--- Start of Working data ---
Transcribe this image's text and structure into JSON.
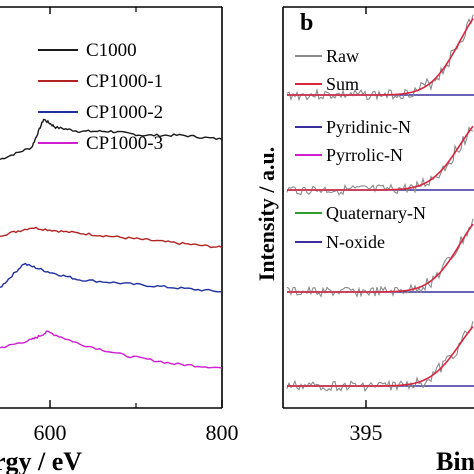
{
  "chart_data": [
    {
      "type": "line",
      "panel": "left (cropped)",
      "xlabel": "rgy / eV",
      "ylabel": "",
      "x_ticks": [
        "600",
        "800"
      ],
      "xlim": [
        520,
        800
      ],
      "grid": false,
      "legend_position": "top-right",
      "series": [
        {
          "name": "C1000",
          "color": "#1a1a1a",
          "x": [
            520,
            560,
            575,
            590,
            620,
            660,
            700,
            750,
            800
          ],
          "y": [
            0.62,
            0.65,
            0.72,
            0.7,
            0.69,
            0.69,
            0.68,
            0.68,
            0.67
          ]
        },
        {
          "name": "CP1000-1",
          "color": "#b22222",
          "x": [
            520,
            560,
            600,
            650,
            700,
            750,
            800
          ],
          "y": [
            0.43,
            0.45,
            0.44,
            0.43,
            0.42,
            0.41,
            0.4
          ]
        },
        {
          "name": "CP1000-2",
          "color": "#1f2fa0",
          "x": [
            520,
            550,
            580,
            620,
            680,
            740,
            800
          ],
          "y": [
            0.3,
            0.36,
            0.34,
            0.32,
            0.31,
            0.3,
            0.29
          ]
        },
        {
          "name": "CP1000-3",
          "color": "#d01ed0",
          "x": [
            520,
            560,
            580,
            620,
            680,
            740,
            800
          ],
          "y": [
            0.15,
            0.17,
            0.19,
            0.16,
            0.13,
            0.11,
            0.1
          ]
        }
      ]
    },
    {
      "type": "line",
      "panel_label": "b",
      "xlabel": "Bin",
      "ylabel": "Intensity / a.u.",
      "x_ticks": [
        "395"
      ],
      "grid": false,
      "legend_position": "top-left",
      "legend": [
        {
          "name": "Raw",
          "color": "#8a8a8a"
        },
        {
          "name": "Sum",
          "color": "#d9263f"
        },
        {
          "name": "Pyridinic-N",
          "color": "#3b2f9e"
        },
        {
          "name": "Pyrrolic-N",
          "color": "#d01ed0"
        },
        {
          "name": "Quaternary-N",
          "color": "#2e9e2e"
        },
        {
          "name": "N-oxide",
          "color": "#3b2f9e"
        }
      ]
    }
  ]
}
--- End of Working data ---
*Work instructions*
Repeat each record exactly, with the pictures left out.

*Response to this exercise*
Transcribe this image's text and structure into JSON.
{
  "chart_data": [
    {
      "type": "line",
      "panel": "left (cropped)",
      "xlabel": "rgy / eV",
      "ylabel": "",
      "x_ticks": [
        "600",
        "800"
      ],
      "xlim": [
        520,
        800
      ],
      "grid": false,
      "legend_position": "top-right",
      "series": [
        {
          "name": "C1000",
          "color": "#1a1a1a",
          "x": [
            520,
            560,
            575,
            590,
            620,
            660,
            700,
            750,
            800
          ],
          "y": [
            0.62,
            0.65,
            0.72,
            0.7,
            0.69,
            0.69,
            0.68,
            0.68,
            0.67
          ]
        },
        {
          "name": "CP1000-1",
          "color": "#b22222",
          "x": [
            520,
            560,
            600,
            650,
            700,
            750,
            800
          ],
          "y": [
            0.43,
            0.45,
            0.44,
            0.43,
            0.42,
            0.41,
            0.4
          ]
        },
        {
          "name": "CP1000-2",
          "color": "#1f2fa0",
          "x": [
            520,
            550,
            580,
            620,
            680,
            740,
            800
          ],
          "y": [
            0.3,
            0.36,
            0.34,
            0.32,
            0.31,
            0.3,
            0.29
          ]
        },
        {
          "name": "CP1000-3",
          "color": "#d01ed0",
          "x": [
            520,
            560,
            580,
            620,
            680,
            740,
            800
          ],
          "y": [
            0.15,
            0.17,
            0.19,
            0.16,
            0.13,
            0.11,
            0.1
          ]
        }
      ]
    },
    {
      "type": "line",
      "panel_label": "b",
      "xlabel": "Bin",
      "ylabel": "Intensity / a.u.",
      "x_ticks": [
        "395"
      ],
      "grid": false,
      "legend_position": "top-left",
      "legend": [
        {
          "name": "Raw",
          "color": "#8a8a8a"
        },
        {
          "name": "Sum",
          "color": "#d9263f"
        },
        {
          "name": "Pyridinic-N",
          "color": "#3b2f9e"
        },
        {
          "name": "Pyrrolic-N",
          "color": "#d01ed0"
        },
        {
          "name": "Quaternary-N",
          "color": "#2e9e2e"
        },
        {
          "name": "N-oxide",
          "color": "#3b2f9e"
        }
      ]
    }
  ]
}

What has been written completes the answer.